## Given data
****************

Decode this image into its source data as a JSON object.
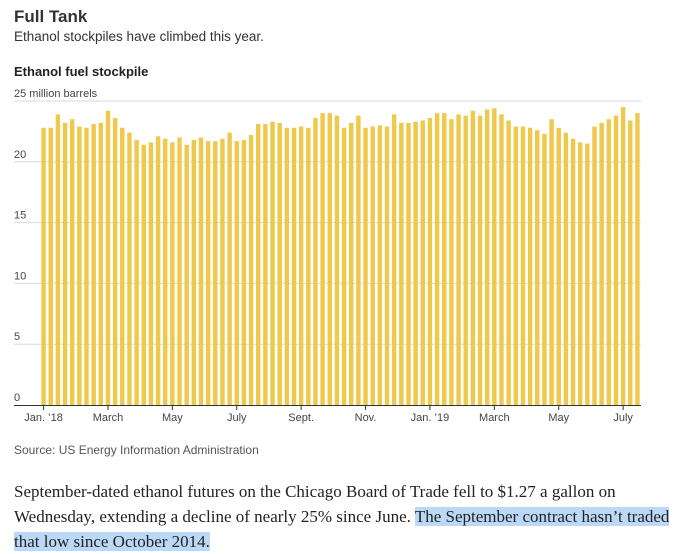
{
  "header": {
    "title": "Full Tank",
    "subtitle": "Ethanol stockpiles have climbed this year."
  },
  "source": "Source: US Energy Information Administration",
  "article": {
    "text_plain": "September-dated ethanol futures on the Chicago Board of Trade fell to $1.27 a gallon on Wednesday, extending a decline of nearly 25% since June. ",
    "text_highlighted": "The September contract hasn’t traded that low since October 2014."
  },
  "colors": {
    "bar": "#efc94c",
    "grid": "#d9d9d9",
    "axis": "#333333",
    "highlight": "#bcd8f7"
  },
  "chart_data": {
    "type": "bar",
    "title": "Ethanol fuel stockpile",
    "ylabel": "25 million barrels",
    "ylim": [
      0,
      25
    ],
    "yticks": [
      {
        "value": 0,
        "label": "0"
      },
      {
        "value": 5,
        "label": "5"
      },
      {
        "value": 10,
        "label": "10"
      },
      {
        "value": 15,
        "label": "15"
      },
      {
        "value": 20,
        "label": "20"
      },
      {
        "value": 25,
        "label": "25 million barrels"
      }
    ],
    "xticks": [
      {
        "index": 0,
        "label": "Jan. ’18"
      },
      {
        "index": 9,
        "label": "March"
      },
      {
        "index": 18,
        "label": "May"
      },
      {
        "index": 27,
        "label": "July"
      },
      {
        "index": 36,
        "label": "Sept."
      },
      {
        "index": 45,
        "label": "Nov."
      },
      {
        "index": 54,
        "label": "Jan. ’19"
      },
      {
        "index": 63,
        "label": "March"
      },
      {
        "index": 72,
        "label": "May"
      },
      {
        "index": 81,
        "label": "July"
      }
    ],
    "grid": true,
    "values": [
      22.8,
      22.8,
      23.9,
      23.2,
      23.5,
      22.9,
      22.8,
      23.1,
      23.2,
      24.2,
      23.6,
      22.8,
      22.4,
      21.8,
      21.4,
      21.6,
      22.1,
      21.9,
      21.6,
      22.0,
      21.4,
      21.8,
      22.0,
      21.7,
      21.7,
      21.9,
      22.4,
      21.7,
      21.8,
      22.2,
      23.1,
      23.1,
      23.3,
      23.2,
      22.8,
      22.8,
      22.9,
      22.8,
      23.6,
      24.0,
      24.0,
      23.8,
      22.8,
      23.2,
      23.8,
      22.8,
      22.9,
      23.0,
      22.9,
      23.9,
      23.2,
      23.2,
      23.3,
      23.4,
      23.6,
      24.0,
      24.0,
      23.5,
      23.9,
      23.8,
      24.2,
      23.8,
      24.3,
      24.4,
      23.9,
      23.4,
      22.9,
      22.9,
      22.8,
      22.6,
      22.3,
      23.5,
      22.8,
      22.4,
      21.9,
      21.6,
      21.5,
      22.9,
      23.2,
      23.5,
      23.8,
      24.5,
      23.4,
      24.0
    ]
  }
}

****************

Every line of the material is to be quoted exactly, with no pictures carried over.

## Solution to this exercise
Decode this image into its source data as a JSON object.
{
  "header": {
    "title": "Full Tank",
    "subtitle": "Ethanol stockpiles have climbed this year."
  },
  "source": "Source: US Energy Information Administration",
  "article": {
    "text_plain": "September-dated ethanol futures on the Chicago Board of Trade fell to $1.27 a gallon on Wednesday, extending a decline of nearly 25% since June. ",
    "text_highlighted": "The September contract hasn’t traded that low since October 2014."
  },
  "colors": {
    "bar": "#efc94c",
    "grid": "#d9d9d9",
    "axis": "#333333",
    "highlight": "#bcd8f7"
  },
  "chart_data": {
    "type": "bar",
    "title": "Ethanol fuel stockpile",
    "ylabel": "25 million barrels",
    "ylim": [
      0,
      25
    ],
    "yticks": [
      {
        "value": 0,
        "label": "0"
      },
      {
        "value": 5,
        "label": "5"
      },
      {
        "value": 10,
        "label": "10"
      },
      {
        "value": 15,
        "label": "15"
      },
      {
        "value": 20,
        "label": "20"
      },
      {
        "value": 25,
        "label": "25 million barrels"
      }
    ],
    "xticks": [
      {
        "index": 0,
        "label": "Jan. ’18"
      },
      {
        "index": 9,
        "label": "March"
      },
      {
        "index": 18,
        "label": "May"
      },
      {
        "index": 27,
        "label": "July"
      },
      {
        "index": 36,
        "label": "Sept."
      },
      {
        "index": 45,
        "label": "Nov."
      },
      {
        "index": 54,
        "label": "Jan. ’19"
      },
      {
        "index": 63,
        "label": "March"
      },
      {
        "index": 72,
        "label": "May"
      },
      {
        "index": 81,
        "label": "July"
      }
    ],
    "grid": true,
    "values": [
      22.8,
      22.8,
      23.9,
      23.2,
      23.5,
      22.9,
      22.8,
      23.1,
      23.2,
      24.2,
      23.6,
      22.8,
      22.4,
      21.8,
      21.4,
      21.6,
      22.1,
      21.9,
      21.6,
      22.0,
      21.4,
      21.8,
      22.0,
      21.7,
      21.7,
      21.9,
      22.4,
      21.7,
      21.8,
      22.2,
      23.1,
      23.1,
      23.3,
      23.2,
      22.8,
      22.8,
      22.9,
      22.8,
      23.6,
      24.0,
      24.0,
      23.8,
      22.8,
      23.2,
      23.8,
      22.8,
      22.9,
      23.0,
      22.9,
      23.9,
      23.2,
      23.2,
      23.3,
      23.4,
      23.6,
      24.0,
      24.0,
      23.5,
      23.9,
      23.8,
      24.2,
      23.8,
      24.3,
      24.4,
      23.9,
      23.4,
      22.9,
      22.9,
      22.8,
      22.6,
      22.3,
      23.5,
      22.8,
      22.4,
      21.9,
      21.6,
      21.5,
      22.9,
      23.2,
      23.5,
      23.8,
      24.5,
      23.4,
      24.0
    ]
  }
}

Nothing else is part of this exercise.